▸ **OBJECTIVE**: Every line of the data must be copied exactly.

== RECORD SET

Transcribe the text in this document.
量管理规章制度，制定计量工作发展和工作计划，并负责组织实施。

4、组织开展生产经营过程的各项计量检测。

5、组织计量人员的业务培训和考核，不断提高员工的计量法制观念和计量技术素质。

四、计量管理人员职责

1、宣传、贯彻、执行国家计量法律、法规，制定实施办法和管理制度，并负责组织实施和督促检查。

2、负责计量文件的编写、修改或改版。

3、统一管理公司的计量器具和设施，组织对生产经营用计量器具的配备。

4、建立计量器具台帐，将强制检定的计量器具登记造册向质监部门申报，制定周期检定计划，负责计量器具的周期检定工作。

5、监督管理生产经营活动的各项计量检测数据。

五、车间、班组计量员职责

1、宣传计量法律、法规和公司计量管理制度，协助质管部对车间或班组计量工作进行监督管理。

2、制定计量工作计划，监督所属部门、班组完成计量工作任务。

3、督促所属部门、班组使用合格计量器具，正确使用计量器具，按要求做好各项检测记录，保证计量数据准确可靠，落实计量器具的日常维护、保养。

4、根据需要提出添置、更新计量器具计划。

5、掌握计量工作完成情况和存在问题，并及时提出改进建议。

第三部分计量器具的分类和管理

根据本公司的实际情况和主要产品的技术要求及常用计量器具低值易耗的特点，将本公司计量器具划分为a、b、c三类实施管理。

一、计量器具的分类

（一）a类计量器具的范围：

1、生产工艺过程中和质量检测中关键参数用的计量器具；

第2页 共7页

====

▸ **SOLUTION TO THIS PROBLEM**:
Transcribe the text in this document.
量管理规章制度，制定计量工作发展和工作计划，并负责组织实施。

4、组织开展生产经营过程的各项计量检测。

5、组织计量人员的业务培训和考核，不断提高员工的计量法制观念和计量技术素质。

四、计量管理人员职责

1、宣传、贯彻、执行国家计量法律、法规，制定实施办法和管理制度，并负责组织实施和督促检查。

2、负责计量文件的编写、修改或改版。

3、统一管理公司的计量器具和设施，组织对生产经营用计量器具的配备。

4、建立计量器具台帐，将强制检定的计量器具登记造册向质监部门申报，制定周期检定计划，负责计量器具的周期检定工作。

5、监督管理生产经营活动的各项计量检测数据。

五、车间、班组计量员职责

1、宣传计量法律、法规和公司计量管理制度，协助质管部对车间或班组计量工作进行监督管理。

2、制定计量工作计划，监督所属部门、班组完成计量工作任务。

3、督促所属部门、班组使用合格计量器具，正确使用计量器具，按要求做好各项检测记录，保证计量数据准确可靠，落实计量器具的日常维护、保养。

4、根据需要提出添置、更新计量器具计划。

5、掌握计量工作完成情况和存在问题，并及时提出改进建议。

第三部分计量器具的分类和管理

根据本公司的实际情况和主要产品的技术要求及常用计量器具低值易耗的特点，将本公司计量器具划分为a、b、c三类实施管理。

一、计量器具的分类

（一）a类计量器具的范围：

1、生产工艺过程中和质量检测中关键参数用的计量器具；

第2页 共7页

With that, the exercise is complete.